## WORK REQUIRED
Tally the lines below that contain the word "powietrza", and give only that number.

## Lines of data
---
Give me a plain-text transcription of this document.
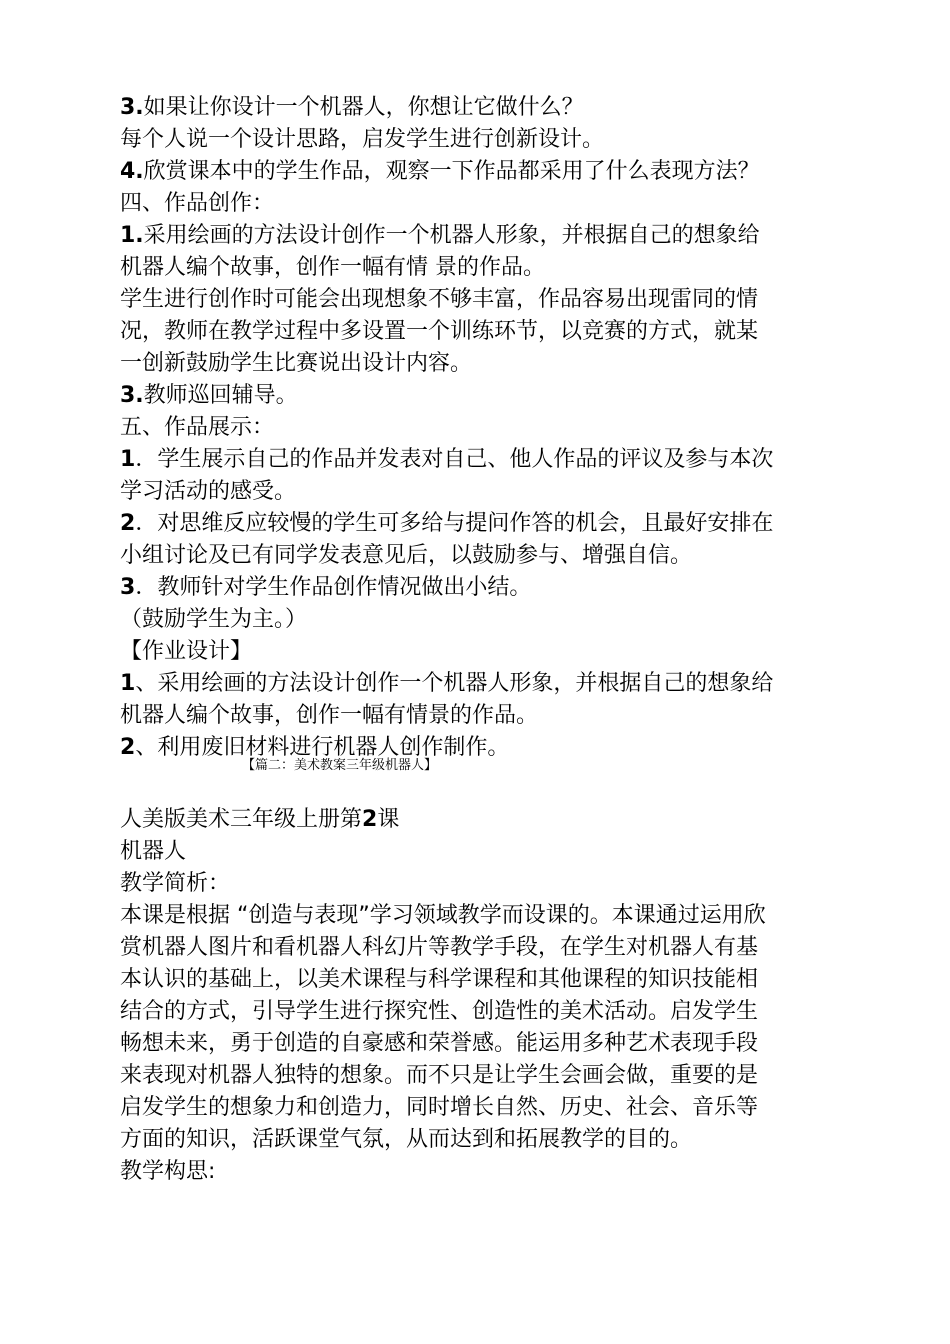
3.如果让你设计一个机器人，你想让它做什么？
每个人说一个设计思路，启发学生进行创新设计。
4.欣赏课本中的学生作品，观察一下作品都采用了什么表现方法？
四、作品创作：
1.采用绘画的方法设计创作一个机器人形象，并根据自己的想象给
机器人编个故事，创作一幅有情 景的作品。
学生进行创作时可能会出现想象不够丰富，作品容易出现雷同的情
况，教师在教学过程中多设置一个训练环节，以竞赛的方式，就某
一创新鼓励学生比赛说出设计内容。
3.教师巡回辅导。
五、作品展示：
1．学生展示自己的作品并发表对自己、他人作品的评议及参与本次
学习活动的感受。
2．对思维反应较慢的学生可多给与提问作答的机会，且最好安排在
小组讨论及已有同学发表意见后，以鼓励参与、增强自信。
3．教师针对学生作品创作情况做出小结。
（鼓励学生为主。）
【作业设计】
1、采用绘画的方法设计创作一个机器人形象，并根据自己的想象给
机器人编个故事，创作一幅有情景的作品。
2、利用废旧材料进行机器人创作制作。
【篇二：美术教案三年级机器人】
人美版美术三年级上册第2课
机器人
教学简析：
本课是根据 “创造与表现”学习领域教学而设课的。本课通过运用欣
赏机器人图片和看机器人科幻片等教学手段，在学生对机器人有基
本认识的基础上，以美术课程与科学课程和其他课程的知识技能相
结合的方式，引导学生进行探究性、创造性的美术活动。启发学生
畅想未来，勇于创造的自豪感和荣誉感。能运用多种艺术表现手段
来表现对机器人独特的想象。而不只是让学生会画会做，重要的是
启发学生的想象力和创造力，同时增长自然、历史、社会、音乐等
方面的知识，活跃课堂气氛，从而达到和拓展教学的目的。
教学构思:
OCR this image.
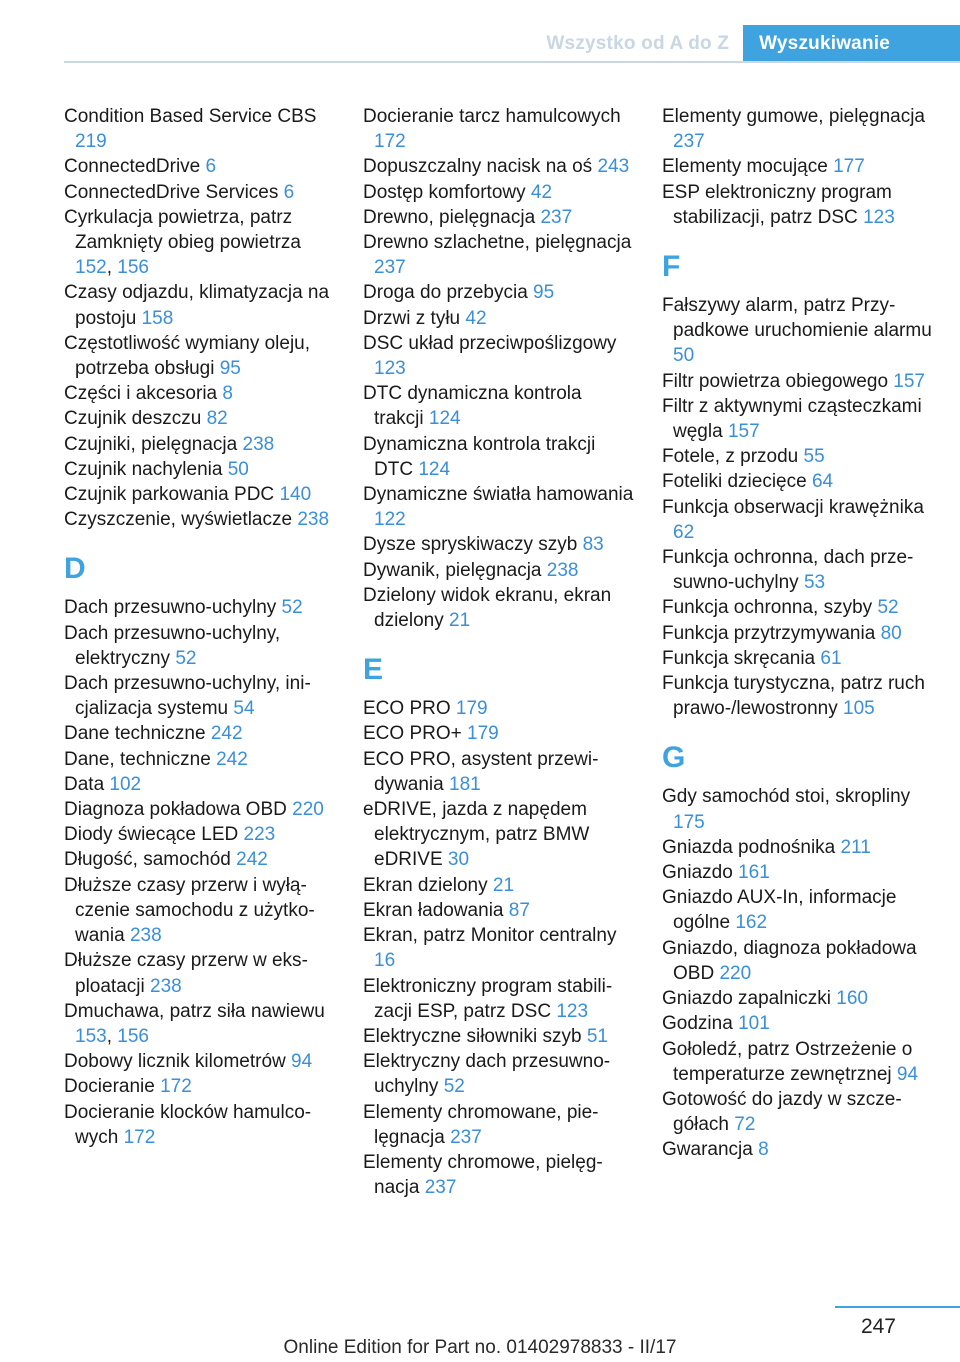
Wszystko od A do Z	Wyszukiwanie
Condition Based Service CBS 219
ConnectedDrive 6
ConnectedDrive Services 6
Cyrkulacja powietrza, patrz Zamknięty obieg powietrza 152, 156
Czasy odjazdu, klimatyzacja na postoju 158
Częstotliwość wymiany oleju, potrzeba obsługi 95
Części i akcesoria 8
Czujnik deszczu 82
Czujniki, pielęgnacja 238
Czujnik nachylenia 50
Czujnik parkowania PDC 140
Czyszczenie, wyświetlacze 238
D
Dach przesuwno-uchylny 52
Dach przesuwno-uchylny, elektryczny 52
Dach przesuwno-uchylny, inicjalizacja systemu 54
Dane techniczne 242
Dane, techniczne 242
Data 102
Diagnoza pokładowa OBD 220
Diody świecące LED 223
Długość, samochód 242
Dłuższe czasy przerw i wyłączenie samochodu z użytkowania 238
Dłuższe czasy przerw w eksploatacji 238
Dmuchawa, patrz siła nawiewu 153, 156
Dobowy licznik kilometrów 94
Docieranie 172
Docieranie klocków hamulcowych 172
Docieranie tarcz hamulcowych 172
Dopuszczalny nacisk na oś 243
Dostęp komfortowy 42
Drewno, pielęgnacja 237
Drewno szlachetne, pielęgnacja 237
Droga do przebycia 95
Drzwi z tyłu 42
DSC układ przeciwpoślizgowy 123
DTC dynamiczna kontrola trakcji 124
Dynamiczna kontrola trakcji DTC 124
Dynamiczne światła hamowania 122
Dysze spryskiwaczy szyb 83
Dywanik, pielęgnacja 238
Dzielony widok ekranu, ekran dzielony 21
E
ECO PRO 179
ECO PRO+ 179
ECO PRO, asystent przewidywania 181
eDRIVE, jazda z napędem elektrycznym, patrz BMW eDRIVE 30
Ekran dzielony 21
Ekran ładowania 87
Ekran, patrz Monitor centralny 16
Elektroniczny program stabilizacji ESP, patrz DSC 123
Elektryczne siłowniki szyb 51
Elektryczny dach przesuwno-uchylny 52
Elementy chromowane, pielęgnacja 237
Elementy chromowe, pielęgnacja 237
Elementy gumowe, pielęgnacja 237
Elementy mocujące 177
ESP elektroniczny program stabilizacji, patrz DSC 123
F
Fałszywy alarm, patrz Przypadkowe uruchomienie alarmu 50
Filtr powietrza obiegowego 157
Filtr z aktywnymi cząsteczkami węgla 157
Fotele, z przodu 55
Foteliki dziecięce 64
Funkcja obserwacji krawężnika 62
Funkcja ochronna, dach przesuwno-uchylny 53
Funkcja ochronna, szyby 52
Funkcja przytrzymywania 80
Funkcja skręcania 61
Funkcja turystyczna, patrz ruch prawo-/lewostronny 105
G
Gdy samochód stoi, skropliny 175
Gniazda podnośnika 211
Gniazdo 161
Gniazdo AUX-In, informacje ogólne 162
Gniazdo, diagnoza pokładowa OBD 220
Gniazdo zapalniczki 160
Godzina 101
Gołoledź, patrz Ostrzeżenie o temperaturze zewnętrznej 94
Gotowość do jazdy w szczegółach 72
Gwarancja 8
247
Online Edition for Part no. 01402978833 - II/17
---
## SOLUTION FOR THIS PROBLEM
2